# Excerpt provided:
Human settlement in Brazil

Location of Felício dos Santos in the state of Minas Gerais, Brazil

Felício dos Santos is a Brazilian municipality located in the center-north of the state of Minas Gerais. Its population as of 2020 was 4,704 living in a total area of 358 km2. The city belongs to the statistical mesoregion of Jequitinhonha and to the statistical microregion of Diamantina. It became a municipality in 1962.

==Geography==
Felício dos Santos is located at an elevation of 750 meters in the upper Jequitinhonha River valley. It is northeast of Diamantina to which it is connected by state highways MG-317 and MG-214 and by federal highway BR-367. The nearest major population center is Diamantina.

The distance to Diamantina is 80 km; and the distance to Belo Horizonte is 366 km. Neighboring municipalities are: Senador Modestino Gonçalves (N); Rio Vermelho (E) and (S); São Gonçalo do Rio Preto and Couto de Magalhães de Minas (W).

==Economy==
The main economic activities are services, and agriculture. The GDP in 2005 was , with 10 million from services, 1 million from industry, and 3 million from agriculture. There were 734 rural producers on 11,000 hectares of land. Only 6 farms had tractors (2006). The main crops were coffee, sugarcane, beans, and corn. There were 4,300 head of cattle (2006).

# Study material:

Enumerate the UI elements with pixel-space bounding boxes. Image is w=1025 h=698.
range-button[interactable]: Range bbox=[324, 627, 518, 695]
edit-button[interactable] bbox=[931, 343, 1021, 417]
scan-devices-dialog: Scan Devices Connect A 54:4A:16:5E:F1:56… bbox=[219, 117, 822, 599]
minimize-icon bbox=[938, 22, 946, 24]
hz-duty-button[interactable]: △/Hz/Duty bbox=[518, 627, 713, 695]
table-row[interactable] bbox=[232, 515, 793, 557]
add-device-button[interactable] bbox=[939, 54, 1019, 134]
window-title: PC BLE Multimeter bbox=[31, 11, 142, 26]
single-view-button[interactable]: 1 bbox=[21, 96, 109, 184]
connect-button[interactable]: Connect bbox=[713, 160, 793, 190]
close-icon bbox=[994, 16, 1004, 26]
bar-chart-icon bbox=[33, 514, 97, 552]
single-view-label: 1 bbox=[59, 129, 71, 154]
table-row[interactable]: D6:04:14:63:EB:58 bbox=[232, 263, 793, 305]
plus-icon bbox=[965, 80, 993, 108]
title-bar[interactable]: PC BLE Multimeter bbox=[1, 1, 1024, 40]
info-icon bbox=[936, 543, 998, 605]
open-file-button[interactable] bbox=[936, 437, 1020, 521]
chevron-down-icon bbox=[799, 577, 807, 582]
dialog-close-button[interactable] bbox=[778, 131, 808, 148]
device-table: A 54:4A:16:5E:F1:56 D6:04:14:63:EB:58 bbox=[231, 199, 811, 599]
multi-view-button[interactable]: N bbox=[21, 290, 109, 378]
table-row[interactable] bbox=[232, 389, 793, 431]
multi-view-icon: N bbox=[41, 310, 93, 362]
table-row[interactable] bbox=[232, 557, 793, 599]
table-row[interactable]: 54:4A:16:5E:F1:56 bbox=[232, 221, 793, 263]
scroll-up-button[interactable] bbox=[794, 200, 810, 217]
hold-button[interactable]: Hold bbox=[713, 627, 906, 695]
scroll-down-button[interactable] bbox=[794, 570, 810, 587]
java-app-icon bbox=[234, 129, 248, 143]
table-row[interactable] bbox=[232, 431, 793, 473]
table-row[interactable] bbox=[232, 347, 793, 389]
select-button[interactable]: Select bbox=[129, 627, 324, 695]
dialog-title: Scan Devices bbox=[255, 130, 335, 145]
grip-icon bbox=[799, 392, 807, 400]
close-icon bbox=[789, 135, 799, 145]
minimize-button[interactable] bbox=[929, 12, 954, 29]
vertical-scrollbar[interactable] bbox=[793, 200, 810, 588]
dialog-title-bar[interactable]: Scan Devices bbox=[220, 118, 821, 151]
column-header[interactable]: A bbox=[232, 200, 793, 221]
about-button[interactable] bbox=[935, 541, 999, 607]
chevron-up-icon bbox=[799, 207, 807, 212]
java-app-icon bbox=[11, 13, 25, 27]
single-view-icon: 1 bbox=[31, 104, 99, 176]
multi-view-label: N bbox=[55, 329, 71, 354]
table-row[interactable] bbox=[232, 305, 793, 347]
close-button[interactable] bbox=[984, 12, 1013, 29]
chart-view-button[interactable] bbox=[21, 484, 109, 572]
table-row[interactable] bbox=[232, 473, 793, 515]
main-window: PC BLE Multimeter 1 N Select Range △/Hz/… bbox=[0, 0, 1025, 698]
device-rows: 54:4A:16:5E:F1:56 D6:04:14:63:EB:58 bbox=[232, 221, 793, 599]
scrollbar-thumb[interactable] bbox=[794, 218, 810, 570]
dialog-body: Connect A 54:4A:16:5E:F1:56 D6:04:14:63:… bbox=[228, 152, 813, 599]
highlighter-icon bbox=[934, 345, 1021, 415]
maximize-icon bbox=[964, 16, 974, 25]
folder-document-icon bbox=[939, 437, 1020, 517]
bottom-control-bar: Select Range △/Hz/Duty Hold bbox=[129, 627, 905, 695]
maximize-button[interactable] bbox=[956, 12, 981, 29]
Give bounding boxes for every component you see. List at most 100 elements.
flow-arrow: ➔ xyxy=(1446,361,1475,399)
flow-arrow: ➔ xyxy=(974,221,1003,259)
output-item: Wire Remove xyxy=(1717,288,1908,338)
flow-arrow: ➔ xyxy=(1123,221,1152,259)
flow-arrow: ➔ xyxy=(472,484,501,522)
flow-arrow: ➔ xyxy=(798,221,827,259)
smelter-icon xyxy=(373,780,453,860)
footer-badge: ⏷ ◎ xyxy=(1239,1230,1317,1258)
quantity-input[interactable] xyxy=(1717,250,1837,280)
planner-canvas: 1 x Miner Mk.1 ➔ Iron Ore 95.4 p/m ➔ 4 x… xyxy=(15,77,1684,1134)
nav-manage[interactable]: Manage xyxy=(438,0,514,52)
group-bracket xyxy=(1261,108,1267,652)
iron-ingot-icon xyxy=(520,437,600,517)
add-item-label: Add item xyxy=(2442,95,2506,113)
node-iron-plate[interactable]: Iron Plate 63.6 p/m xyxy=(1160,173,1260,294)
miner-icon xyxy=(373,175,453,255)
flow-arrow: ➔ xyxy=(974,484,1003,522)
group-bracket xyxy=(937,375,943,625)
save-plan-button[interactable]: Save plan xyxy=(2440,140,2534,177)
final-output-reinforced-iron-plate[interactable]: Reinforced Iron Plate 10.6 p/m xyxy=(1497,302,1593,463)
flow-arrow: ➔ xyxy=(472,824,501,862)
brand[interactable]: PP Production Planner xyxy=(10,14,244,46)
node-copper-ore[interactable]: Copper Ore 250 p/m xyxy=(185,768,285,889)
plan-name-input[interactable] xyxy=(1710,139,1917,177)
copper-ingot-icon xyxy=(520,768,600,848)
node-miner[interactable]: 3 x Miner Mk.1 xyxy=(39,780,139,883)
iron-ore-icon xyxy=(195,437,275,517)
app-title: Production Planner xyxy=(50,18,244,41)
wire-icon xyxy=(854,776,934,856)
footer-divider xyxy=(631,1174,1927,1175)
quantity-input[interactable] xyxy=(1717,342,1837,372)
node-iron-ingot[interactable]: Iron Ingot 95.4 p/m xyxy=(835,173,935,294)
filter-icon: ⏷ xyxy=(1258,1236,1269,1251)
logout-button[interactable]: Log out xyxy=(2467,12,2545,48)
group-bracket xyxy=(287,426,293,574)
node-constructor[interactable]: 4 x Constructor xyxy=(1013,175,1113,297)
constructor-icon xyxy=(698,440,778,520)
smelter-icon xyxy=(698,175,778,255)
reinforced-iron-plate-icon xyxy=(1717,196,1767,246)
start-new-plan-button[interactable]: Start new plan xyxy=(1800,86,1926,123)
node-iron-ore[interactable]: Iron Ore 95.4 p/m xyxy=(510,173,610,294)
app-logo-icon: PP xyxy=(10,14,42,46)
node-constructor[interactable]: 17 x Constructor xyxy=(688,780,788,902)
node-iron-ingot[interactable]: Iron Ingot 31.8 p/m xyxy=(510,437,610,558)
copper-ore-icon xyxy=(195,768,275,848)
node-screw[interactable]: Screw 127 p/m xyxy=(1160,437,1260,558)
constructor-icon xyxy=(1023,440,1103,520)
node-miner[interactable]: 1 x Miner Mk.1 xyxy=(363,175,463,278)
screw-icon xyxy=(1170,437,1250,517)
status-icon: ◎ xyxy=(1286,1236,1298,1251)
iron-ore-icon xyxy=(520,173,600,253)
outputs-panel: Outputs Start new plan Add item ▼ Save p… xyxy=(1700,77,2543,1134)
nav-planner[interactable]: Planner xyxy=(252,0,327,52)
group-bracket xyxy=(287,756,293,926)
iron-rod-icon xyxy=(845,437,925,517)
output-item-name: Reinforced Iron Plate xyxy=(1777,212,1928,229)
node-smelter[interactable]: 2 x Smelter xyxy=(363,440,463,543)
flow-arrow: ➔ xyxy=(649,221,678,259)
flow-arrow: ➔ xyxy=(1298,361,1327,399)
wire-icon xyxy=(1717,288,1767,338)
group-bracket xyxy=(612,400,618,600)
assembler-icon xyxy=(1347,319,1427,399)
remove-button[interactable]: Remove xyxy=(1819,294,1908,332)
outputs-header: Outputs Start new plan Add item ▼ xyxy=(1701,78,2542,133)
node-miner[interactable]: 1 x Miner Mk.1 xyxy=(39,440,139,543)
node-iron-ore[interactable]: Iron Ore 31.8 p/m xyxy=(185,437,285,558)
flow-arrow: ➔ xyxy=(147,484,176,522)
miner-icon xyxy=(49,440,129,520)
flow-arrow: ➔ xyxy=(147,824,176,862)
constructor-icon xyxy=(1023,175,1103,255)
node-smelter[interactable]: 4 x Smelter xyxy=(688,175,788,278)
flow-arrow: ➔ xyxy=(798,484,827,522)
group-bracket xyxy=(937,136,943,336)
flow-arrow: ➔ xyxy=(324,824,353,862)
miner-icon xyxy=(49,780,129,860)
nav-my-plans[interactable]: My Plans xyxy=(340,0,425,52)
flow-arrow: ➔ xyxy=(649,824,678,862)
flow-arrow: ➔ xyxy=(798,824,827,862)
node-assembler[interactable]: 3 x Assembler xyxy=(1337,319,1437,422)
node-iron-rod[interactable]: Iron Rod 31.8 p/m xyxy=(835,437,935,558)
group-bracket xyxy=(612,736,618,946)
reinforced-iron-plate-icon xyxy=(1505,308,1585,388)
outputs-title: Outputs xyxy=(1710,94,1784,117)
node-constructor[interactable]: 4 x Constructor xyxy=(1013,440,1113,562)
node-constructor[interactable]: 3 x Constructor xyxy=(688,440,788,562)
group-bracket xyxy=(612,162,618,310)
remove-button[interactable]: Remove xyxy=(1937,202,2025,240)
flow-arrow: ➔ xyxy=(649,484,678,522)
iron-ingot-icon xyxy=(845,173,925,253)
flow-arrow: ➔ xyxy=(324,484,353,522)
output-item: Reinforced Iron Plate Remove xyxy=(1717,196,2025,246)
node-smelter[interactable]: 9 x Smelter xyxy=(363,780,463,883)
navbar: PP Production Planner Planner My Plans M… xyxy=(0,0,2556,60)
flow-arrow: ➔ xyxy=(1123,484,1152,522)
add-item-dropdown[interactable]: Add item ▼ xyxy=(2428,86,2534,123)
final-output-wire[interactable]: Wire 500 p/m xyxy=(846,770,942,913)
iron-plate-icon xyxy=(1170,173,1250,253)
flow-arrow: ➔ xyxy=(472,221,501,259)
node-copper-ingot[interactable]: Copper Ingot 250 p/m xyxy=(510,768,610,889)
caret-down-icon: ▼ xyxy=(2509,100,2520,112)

# What you will do:
A - According to the text about Felício dos Santos, in what year did it become a municipality?
B - Write a continuation of the text about Felício dos Santos, picking up after its last sentence.
The data has nothing to do with the text about Felício dos Santos.

# Answer list:
A - 1962

B -
==Social indicators==
The social indicators rank it in the bottom tier of municipalities in the state.
- Municipal Human Development Index: 0.657 (2000)
- State ranking: 722 out of 853 municipalities as of 2000
- National ranking: 3663 out of 5,138 municipalities as of 2000
- Literacy rate: 76%
- Life expectancy: 67 (average of males and females)

The highest ranking municipality in Minas Gerais in 2000 was Poços de Caldas with 0.841, while the lowest was Setubinha with 0.568. Nationally the highest was São Caetano do Sul in São Paulo with 0.919, while the lowest was Setubinha. In more recent statistics (considering 5,507 municipalities) Manari in the state of Pernambuco has the lowest rating in the country—0,467—putting it in last place.

==Health and education==
There was 1 health clinic in 2005. Patients with more serious health conditions are transported to Diamantina. Educational needs were met by 12 primary schools and 2 middle schools.